You may wonder, if a simple, well-performing model exists to go from the data to the targets (the common-sense baseline), why doesn’t the model you’re training find it and improve on it? Because this simple solution isn’t what your training setup is looking for. The space of models in which you’re searching for a solution—that is, your hypothesis space—is the space of all possible two-layer networks with the configuration you defined. These networks are already fairly complicated. When you’re looking for a solution with a space of complicated models, the simple, well-performing baseline may be unlearnable, even if it’s technically part of the hypothesis space. That is a pretty significant limitation of machine learning in general: unless the learning algorithm is hardcoded to look for a specific kind of simple model, parameter learning can sometimes fail to find a simple solution to a simple problem.

### A First Recurrent Baseline

In [None]:
# training and evaluating a GRU-based model
from keras.models import Sequential
from keras import layers
from keras.optimizers import RMSprop

model = Sequential()
model.add(layers.GRU(32, input_shape=(None, float_data.shape[-1])))
model.add(layers.Dense(1))

model.compile(optimizer=RMSprop(), loss='mae')
history = model.fit(train_gen,
                    steps_per_epoch=128,
                    epochs=12,
                    validation_data=val_gen,
                    validation_steps=val_steps)

In [None]:
# plotting results
import matplotlib.pyplot as plt

loss = history.history['loss']
val_loss = history.history['val_loss']

epochs = range(1, len(loss) + 1)

plt.figure()

plt.plot(epochs, loss, 'bo', label='Training Loss')
plt.plot(epochs, val_loss, 'b', label='Validation Loss')
plt.title('Training and Validation Loss')
plt.legend()

plt.show()

### Using Recurrent Dropout to Fight Overfitting

In [None]:
# training and evaluating a dropout-regularized GRU-based model
from keras.models import Sequential
from keras import layers
from keras.optimizers import RMSprop

model = Sequential()
model.add(layers.GRU(32, 
                     dropout=0.5,
                     recurrent_dropout=0.5,
                     input_shape=(None, float_data.shape[-1])))
model.add(layers.Dense(1))

model.compile(optimizer=RMSprop(), loss='mae')
history = model.fit(train_gen,
                    steps_per_epoch=128,
                    epochs=10,
                    validation_data=val_gen,
                    validation_steps=val_steps)

In [None]:
# plotting results
import matplotlib.pyplot as plt

loss = history.history['loss']
val_loss = history.history['val_loss']

epochs = range(1, len(loss) + 1)

plt.figure()

plt.plot(epochs, loss, 'bo', label='Training Loss')
plt.plot(epochs, val_loss, 'b', label='Validation Loss')
plt.title('Training and Validation Loss')
plt.legend()

plt.show()

### Stacking Recurrent Layers

because the model is no longer overfitting but seem to have hit a performance bottleneck, its capacity should be increased 

increseing network capacity is typically done by increasing the number of units in the layers or addnig more layers; to stack recurrent layers on top of each other in keras, all intermediate layers should return their full sequence of output rahter than their outptu at thte last timestep; this is done by specifying 'return_sequence=True'

In [None]:
# training and evaluating a dropout-regularized, stacked GRU model
from keras.models import Sequential
from keras import layers
from keras.optimizers import RMSprop

model = Sequential()

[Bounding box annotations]
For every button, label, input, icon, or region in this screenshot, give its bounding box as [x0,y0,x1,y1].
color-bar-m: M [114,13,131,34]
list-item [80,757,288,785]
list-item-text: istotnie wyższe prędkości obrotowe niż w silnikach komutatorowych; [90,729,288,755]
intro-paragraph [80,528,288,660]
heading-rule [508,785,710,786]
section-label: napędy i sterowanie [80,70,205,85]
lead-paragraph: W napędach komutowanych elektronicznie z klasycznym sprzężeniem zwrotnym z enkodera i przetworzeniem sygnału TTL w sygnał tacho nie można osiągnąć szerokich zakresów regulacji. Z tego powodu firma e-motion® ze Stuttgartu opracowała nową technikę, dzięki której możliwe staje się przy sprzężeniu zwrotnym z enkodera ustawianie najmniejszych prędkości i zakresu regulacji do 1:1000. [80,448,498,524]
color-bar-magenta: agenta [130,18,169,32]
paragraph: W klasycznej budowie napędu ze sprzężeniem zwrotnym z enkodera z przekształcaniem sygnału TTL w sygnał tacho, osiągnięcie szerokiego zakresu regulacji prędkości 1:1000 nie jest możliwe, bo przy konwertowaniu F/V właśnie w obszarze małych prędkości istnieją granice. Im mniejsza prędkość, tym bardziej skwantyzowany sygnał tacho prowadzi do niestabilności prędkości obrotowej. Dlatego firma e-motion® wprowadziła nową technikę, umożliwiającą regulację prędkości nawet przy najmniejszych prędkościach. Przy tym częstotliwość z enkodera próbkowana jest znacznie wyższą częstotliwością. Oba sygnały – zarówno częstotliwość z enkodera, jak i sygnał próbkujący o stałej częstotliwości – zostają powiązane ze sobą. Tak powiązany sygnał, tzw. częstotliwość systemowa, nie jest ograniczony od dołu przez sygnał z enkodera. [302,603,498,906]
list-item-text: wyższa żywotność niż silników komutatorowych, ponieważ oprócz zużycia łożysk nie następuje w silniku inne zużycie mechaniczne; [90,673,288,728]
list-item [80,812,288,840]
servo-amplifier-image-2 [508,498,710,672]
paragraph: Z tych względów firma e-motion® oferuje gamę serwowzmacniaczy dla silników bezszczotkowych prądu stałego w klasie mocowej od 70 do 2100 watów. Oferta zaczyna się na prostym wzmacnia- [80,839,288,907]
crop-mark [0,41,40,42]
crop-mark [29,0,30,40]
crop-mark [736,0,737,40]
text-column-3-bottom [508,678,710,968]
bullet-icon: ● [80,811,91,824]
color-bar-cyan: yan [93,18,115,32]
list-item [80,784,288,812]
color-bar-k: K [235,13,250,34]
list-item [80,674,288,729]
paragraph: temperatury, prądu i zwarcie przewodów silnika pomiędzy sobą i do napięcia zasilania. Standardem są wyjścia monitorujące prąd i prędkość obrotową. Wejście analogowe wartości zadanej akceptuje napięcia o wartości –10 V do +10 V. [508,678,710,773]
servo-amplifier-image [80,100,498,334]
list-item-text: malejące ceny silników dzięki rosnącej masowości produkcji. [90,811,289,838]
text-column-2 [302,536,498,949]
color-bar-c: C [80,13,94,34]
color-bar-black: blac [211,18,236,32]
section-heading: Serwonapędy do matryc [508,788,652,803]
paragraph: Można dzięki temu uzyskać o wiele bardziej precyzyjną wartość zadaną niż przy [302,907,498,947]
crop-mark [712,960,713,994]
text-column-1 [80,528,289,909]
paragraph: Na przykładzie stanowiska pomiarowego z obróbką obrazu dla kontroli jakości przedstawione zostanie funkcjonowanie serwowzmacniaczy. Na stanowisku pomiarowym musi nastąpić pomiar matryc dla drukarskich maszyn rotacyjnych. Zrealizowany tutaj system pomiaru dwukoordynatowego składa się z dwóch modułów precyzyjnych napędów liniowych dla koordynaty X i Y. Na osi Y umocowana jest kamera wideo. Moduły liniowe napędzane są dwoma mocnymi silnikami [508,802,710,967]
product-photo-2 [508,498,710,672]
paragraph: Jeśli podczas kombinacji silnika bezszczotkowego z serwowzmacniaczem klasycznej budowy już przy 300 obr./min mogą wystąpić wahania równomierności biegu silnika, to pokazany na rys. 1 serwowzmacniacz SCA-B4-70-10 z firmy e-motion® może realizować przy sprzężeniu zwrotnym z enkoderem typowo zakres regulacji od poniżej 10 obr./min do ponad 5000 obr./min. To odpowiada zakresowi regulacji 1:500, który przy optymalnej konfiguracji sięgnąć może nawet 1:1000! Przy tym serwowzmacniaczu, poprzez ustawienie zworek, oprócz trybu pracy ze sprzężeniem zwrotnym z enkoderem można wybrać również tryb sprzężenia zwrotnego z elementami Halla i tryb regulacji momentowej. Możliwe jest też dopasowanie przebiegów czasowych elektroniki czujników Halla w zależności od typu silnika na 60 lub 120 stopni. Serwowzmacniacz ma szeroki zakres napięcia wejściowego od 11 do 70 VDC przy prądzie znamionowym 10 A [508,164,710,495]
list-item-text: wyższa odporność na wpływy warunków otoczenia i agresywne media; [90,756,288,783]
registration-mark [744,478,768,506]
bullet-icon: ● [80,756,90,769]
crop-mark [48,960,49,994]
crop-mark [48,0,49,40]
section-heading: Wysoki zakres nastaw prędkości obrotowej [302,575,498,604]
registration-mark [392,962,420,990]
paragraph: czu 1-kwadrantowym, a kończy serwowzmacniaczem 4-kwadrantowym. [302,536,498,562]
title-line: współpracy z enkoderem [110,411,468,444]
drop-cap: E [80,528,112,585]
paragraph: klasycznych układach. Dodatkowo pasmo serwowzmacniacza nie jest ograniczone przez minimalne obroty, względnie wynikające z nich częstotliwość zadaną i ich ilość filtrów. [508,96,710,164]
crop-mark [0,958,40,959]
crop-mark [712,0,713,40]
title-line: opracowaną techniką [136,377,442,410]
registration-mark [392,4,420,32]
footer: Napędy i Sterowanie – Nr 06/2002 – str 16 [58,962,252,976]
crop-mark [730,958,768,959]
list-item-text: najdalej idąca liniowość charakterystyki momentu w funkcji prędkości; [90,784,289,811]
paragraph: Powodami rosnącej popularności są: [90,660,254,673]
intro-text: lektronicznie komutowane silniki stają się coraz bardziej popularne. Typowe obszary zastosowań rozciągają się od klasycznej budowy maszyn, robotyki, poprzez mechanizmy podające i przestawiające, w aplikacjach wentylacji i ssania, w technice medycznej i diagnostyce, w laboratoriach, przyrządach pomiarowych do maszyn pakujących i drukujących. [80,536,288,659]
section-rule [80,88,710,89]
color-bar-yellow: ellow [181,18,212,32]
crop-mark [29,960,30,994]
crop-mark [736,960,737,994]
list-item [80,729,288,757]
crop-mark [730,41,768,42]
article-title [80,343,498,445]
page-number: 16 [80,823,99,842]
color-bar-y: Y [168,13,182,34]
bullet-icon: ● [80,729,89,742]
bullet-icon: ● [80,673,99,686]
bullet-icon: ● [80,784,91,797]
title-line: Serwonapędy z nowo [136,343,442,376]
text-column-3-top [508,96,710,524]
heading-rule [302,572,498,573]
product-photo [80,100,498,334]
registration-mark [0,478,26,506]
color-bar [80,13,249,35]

Problem statement >>
Continue the notebook excerpt on recurrent networks in Keras, picking up right after its final line.

Right answer >>
model.add(layers.GRU(32, 
                     dropout=0.2,
                     recurrent_dropout=0.5,
                     input_shape=(None, float_data.shape[-1]),
                     return_sequences=True))
model.add(layers.GRU(64, activation='relu',
                     dropout=0.2,
                     recurrent_dropout=0.5))
model.add(layers.Dense(1))

model.compile(optimizer=RMSprop(), loss='mae')
history = model.fit(train_gen,
                    steps_per_epoch=128,
                    epochs=16,
                    validation_data=val_gen,
                    validation_steps=val_steps)

In [None]:
# plotting results
import matplotlib.pyplot as plt

loss = history.history['loss']
val_loss = history.history['val_loss']

epochs = range(1, len(loss) + 1)

plt.figure()

plt.plot(epochs, loss, 'bo', label='Training Loss')
plt.plot(epochs, val_loss, 'b', label='Validation Loss')
plt.title('Training and Validation Loss')
plt.legend()

plt.show()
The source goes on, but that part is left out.